GIVEN EXERCISE:
Print every line of the data below word for word, in its original order, leaving nothing out.

SUPPLIED RECORDS:
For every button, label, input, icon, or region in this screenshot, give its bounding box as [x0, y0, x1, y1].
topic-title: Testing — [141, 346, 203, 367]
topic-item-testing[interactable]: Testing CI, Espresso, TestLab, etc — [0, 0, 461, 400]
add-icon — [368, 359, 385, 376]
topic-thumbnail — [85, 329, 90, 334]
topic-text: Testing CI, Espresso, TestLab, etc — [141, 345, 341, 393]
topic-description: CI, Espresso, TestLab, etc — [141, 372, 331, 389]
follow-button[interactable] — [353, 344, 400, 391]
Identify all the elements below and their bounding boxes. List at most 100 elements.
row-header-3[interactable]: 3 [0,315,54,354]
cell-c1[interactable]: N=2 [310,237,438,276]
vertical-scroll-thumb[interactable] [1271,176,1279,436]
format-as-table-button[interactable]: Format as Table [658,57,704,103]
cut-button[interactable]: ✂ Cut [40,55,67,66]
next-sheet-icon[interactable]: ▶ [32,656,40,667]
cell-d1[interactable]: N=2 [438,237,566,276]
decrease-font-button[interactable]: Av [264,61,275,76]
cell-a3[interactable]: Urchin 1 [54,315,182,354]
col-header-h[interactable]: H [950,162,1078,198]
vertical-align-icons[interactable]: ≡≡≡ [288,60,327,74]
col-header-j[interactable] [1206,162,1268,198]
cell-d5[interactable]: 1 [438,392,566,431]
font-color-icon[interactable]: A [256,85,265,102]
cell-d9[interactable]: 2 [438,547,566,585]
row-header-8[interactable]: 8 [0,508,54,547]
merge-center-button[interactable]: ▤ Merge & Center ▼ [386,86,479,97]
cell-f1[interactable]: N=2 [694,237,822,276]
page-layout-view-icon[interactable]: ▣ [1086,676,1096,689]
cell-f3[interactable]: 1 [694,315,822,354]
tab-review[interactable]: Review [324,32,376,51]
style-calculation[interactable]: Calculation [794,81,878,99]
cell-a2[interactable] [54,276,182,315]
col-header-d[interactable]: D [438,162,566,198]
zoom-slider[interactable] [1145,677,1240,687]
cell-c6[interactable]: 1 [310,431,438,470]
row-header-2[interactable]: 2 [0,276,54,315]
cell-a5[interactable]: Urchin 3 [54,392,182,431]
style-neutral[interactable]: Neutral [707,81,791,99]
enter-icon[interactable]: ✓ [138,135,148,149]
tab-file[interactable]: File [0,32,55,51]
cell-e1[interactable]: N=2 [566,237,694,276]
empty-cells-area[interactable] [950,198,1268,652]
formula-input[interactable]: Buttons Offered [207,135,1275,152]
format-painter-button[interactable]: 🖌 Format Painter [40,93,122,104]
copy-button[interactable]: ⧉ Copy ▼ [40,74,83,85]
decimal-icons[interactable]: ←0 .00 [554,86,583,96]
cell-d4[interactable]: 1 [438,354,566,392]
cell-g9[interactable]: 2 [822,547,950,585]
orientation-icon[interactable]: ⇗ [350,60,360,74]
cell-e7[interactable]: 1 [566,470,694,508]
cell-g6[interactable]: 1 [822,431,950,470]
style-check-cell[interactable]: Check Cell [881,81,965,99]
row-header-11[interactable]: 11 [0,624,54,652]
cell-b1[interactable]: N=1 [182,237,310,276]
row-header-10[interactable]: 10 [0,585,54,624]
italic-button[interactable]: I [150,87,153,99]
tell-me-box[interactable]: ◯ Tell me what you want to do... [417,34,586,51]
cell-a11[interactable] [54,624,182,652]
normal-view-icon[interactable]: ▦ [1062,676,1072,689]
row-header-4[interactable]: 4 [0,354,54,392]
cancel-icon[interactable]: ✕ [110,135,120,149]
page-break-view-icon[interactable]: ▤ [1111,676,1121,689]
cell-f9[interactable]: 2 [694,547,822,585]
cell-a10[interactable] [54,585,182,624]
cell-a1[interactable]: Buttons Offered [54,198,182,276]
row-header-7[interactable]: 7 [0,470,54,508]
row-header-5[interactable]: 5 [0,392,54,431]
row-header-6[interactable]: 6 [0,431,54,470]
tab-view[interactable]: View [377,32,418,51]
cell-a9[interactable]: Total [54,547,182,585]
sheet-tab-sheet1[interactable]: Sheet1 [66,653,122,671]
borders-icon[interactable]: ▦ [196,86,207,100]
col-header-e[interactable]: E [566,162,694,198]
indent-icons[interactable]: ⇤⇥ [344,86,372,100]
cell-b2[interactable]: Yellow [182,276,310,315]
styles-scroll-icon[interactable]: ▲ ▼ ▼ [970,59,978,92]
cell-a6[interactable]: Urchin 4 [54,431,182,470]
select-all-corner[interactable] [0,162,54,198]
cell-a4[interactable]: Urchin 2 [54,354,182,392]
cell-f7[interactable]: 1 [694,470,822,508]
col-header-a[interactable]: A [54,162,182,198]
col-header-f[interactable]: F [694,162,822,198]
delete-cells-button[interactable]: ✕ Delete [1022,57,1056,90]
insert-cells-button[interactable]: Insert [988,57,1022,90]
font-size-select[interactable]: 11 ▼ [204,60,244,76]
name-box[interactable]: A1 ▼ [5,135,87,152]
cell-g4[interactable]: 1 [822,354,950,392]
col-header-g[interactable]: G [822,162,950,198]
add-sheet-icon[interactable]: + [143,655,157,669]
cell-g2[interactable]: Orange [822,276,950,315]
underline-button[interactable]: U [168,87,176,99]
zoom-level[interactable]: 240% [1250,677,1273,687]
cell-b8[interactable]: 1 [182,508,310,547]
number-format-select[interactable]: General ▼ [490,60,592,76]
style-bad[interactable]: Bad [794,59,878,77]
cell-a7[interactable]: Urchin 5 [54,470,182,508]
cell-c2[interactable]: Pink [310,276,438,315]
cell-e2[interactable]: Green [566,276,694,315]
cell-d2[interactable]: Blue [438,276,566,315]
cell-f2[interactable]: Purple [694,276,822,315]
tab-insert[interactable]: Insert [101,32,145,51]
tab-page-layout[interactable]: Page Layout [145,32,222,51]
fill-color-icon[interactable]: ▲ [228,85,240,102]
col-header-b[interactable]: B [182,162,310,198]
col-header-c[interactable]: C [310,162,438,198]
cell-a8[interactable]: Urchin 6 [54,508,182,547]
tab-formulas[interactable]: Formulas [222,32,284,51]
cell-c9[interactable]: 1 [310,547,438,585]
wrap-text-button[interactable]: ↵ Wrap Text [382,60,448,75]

RESULT FOR THIS TASK:
For every button, label, input, icon, or region in this screenshot, give its bounding box as [x0, y0, x1, y1].
topic-title: Testing — [141, 346, 203, 367]
topic-item-testing[interactable]: Testing CI, Espresso, TestLab, etc — [0, 0, 461, 400]
add-icon — [368, 359, 385, 376]
topic-thumbnail — [85, 329, 90, 334]
topic-text: Testing CI, Espresso, TestLab, etc — [141, 345, 341, 393]
topic-description: CI, Espresso, TestLab, etc — [141, 372, 331, 389]
follow-button[interactable] — [353, 344, 400, 391]
Identify all the elements below and their bounding boxes. List at most 100 elements.
row-header-3[interactable]: 3 [0,315,54,354]
cell-c1[interactable]: N=2 [310,237,438,276]
vertical-scroll-thumb[interactable] [1271,176,1279,436]
format-as-table-button[interactable]: Format as Table [658,57,704,103]
cut-button[interactable]: ✂ Cut [40,55,67,66]
next-sheet-icon[interactable]: ▶ [32,656,40,667]
cell-d1[interactable]: N=2 [438,237,566,276]
decrease-font-button[interactable]: Av [264,61,275,76]
cell-a3[interactable]: Urchin 1 [54,315,182,354]
col-header-h[interactable]: H [950,162,1078,198]
vertical-align-icons[interactable]: ≡≡≡ [288,60,327,74]
col-header-j[interactable] [1206,162,1268,198]
cell-d5[interactable]: 1 [438,392,566,431]
font-color-icon[interactable]: A [256,85,265,102]
cell-d9[interactable]: 2 [438,547,566,585]
row-header-8[interactable]: 8 [0,508,54,547]
merge-center-button[interactable]: ▤ Merge & Center ▼ [386,86,479,97]
cell-f1[interactable]: N=2 [694,237,822,276]
page-layout-view-icon[interactable]: ▣ [1086,676,1096,689]
cell-f3[interactable]: 1 [694,315,822,354]
tab-review[interactable]: Review [324,32,376,51]
style-calculation[interactable]: Calculation [794,81,878,99]
cell-a2[interactable] [54,276,182,315]
col-header-d[interactable]: D [438,162,566,198]
zoom-slider[interactable] [1145,677,1240,687]
cell-c6[interactable]: 1 [310,431,438,470]
row-header-2[interactable]: 2 [0,276,54,315]
cell-a5[interactable]: Urchin 3 [54,392,182,431]
style-neutral[interactable]: Neutral [707,81,791,99]
enter-icon[interactable]: ✓ [138,135,148,149]
tab-file[interactable]: File [0,32,55,51]
cell-e1[interactable]: N=2 [566,237,694,276]
empty-cells-area[interactable] [950,198,1268,652]
formula-input[interactable]: Buttons Offered [207,135,1275,152]
format-painter-button[interactable]: 🖌 Format Painter [40,93,122,104]
copy-button[interactable]: ⧉ Copy ▼ [40,74,83,85]
decimal-icons[interactable]: ←0 .00 [554,86,583,96]
cell-d4[interactable]: 1 [438,354,566,392]
cell-g9[interactable]: 2 [822,547,950,585]
orientation-icon[interactable]: ⇗ [350,60,360,74]
cell-e7[interactable]: 1 [566,470,694,508]
cell-g6[interactable]: 1 [822,431,950,470]
style-check-cell[interactable]: Check Cell [881,81,965,99]
row-header-11[interactable]: 11 [0,624,54,652]
cell-b1[interactable]: N=1 [182,237,310,276]
row-header-10[interactable]: 10 [0,585,54,624]
italic-button[interactable]: I [150,87,153,99]
tell-me-box[interactable]: ◯ Tell me what you want to do... [417,34,586,51]
cell-a11[interactable] [54,624,182,652]
normal-view-icon[interactable]: ▦ [1062,676,1072,689]
row-header-4[interactable]: 4 [0,354,54,392]
cancel-icon[interactable]: ✕ [110,135,120,149]
page-break-view-icon[interactable]: ▤ [1111,676,1121,689]
cell-f9[interactable]: 2 [694,547,822,585]
cell-a10[interactable] [54,585,182,624]
cell-a1[interactable]: Buttons Offered [54,198,182,276]
row-header-7[interactable]: 7 [0,470,54,508]
row-header-5[interactable]: 5 [0,392,54,431]
row-header-6[interactable]: 6 [0,431,54,470]
tab-view[interactable]: View [377,32,418,51]
cell-a9[interactable]: Total [54,547,182,585]
sheet-tab-sheet1[interactable]: Sheet1 [66,653,122,671]
borders-icon[interactable]: ▦ [196,86,207,100]
col-header-e[interactable]: E [566,162,694,198]
indent-icons[interactable]: ⇤⇥ [344,86,372,100]
cell-b2[interactable]: Yellow [182,276,310,315]
styles-scroll-icon[interactable]: ▲ ▼ ▼ [970,59,978,92]
cell-a6[interactable]: Urchin 4 [54,431,182,470]
select-all-corner[interactable] [0,162,54,198]
cell-a4[interactable]: Urchin 2 [54,354,182,392]
cell-f7[interactable]: 1 [694,470,822,508]
col-header-a[interactable]: A [54,162,182,198]
col-header-f[interactable]: F [694,162,822,198]
delete-cells-button[interactable]: ✕ Delete [1022,57,1056,90]
insert-cells-button[interactable]: Insert [988,57,1022,90]
font-size-select[interactable]: 11 ▼ [204,60,244,76]
name-box[interactable]: A1 ▼ [5,135,87,152]
cell-g4[interactable]: 1 [822,354,950,392]
col-header-g[interactable]: G [822,162,950,198]
add-sheet-icon[interactable]: + [143,655,157,669]
cell-g2[interactable]: Orange [822,276,950,315]
underline-button[interactable]: U [168,87,176,99]
zoom-level[interactable]: 240% [1250,677,1273,687]
cell-b8[interactable]: 1 [182,508,310,547]
number-format-select[interactable]: General ▼ [490,60,592,76]
style-bad[interactable]: Bad [794,59,878,77]
cell-a7[interactable]: Urchin 5 [54,470,182,508]
cell-c2[interactable]: Pink [310,276,438,315]
cell-e2[interactable]: Green [566,276,694,315]
cell-d2[interactable]: Blue [438,276,566,315]
cell-f2[interactable]: Purple [694,276,822,315]
tab-insert[interactable]: Insert [101,32,145,51]
tab-page-layout[interactable]: Page Layout [145,32,222,51]
fill-color-icon[interactable]: ▲ [228,85,240,102]
col-header-b[interactable]: B [182,162,310,198]
col-header-c[interactable]: C [310,162,438,198]
cell-a8[interactable]: Urchin 6 [54,508,182,547]
tab-formulas[interactable]: Formulas [222,32,284,51]
cell-c9[interactable]: 1 [310,547,438,585]
wrap-text-button[interactable]: ↵ Wrap Text [382,60,448,75]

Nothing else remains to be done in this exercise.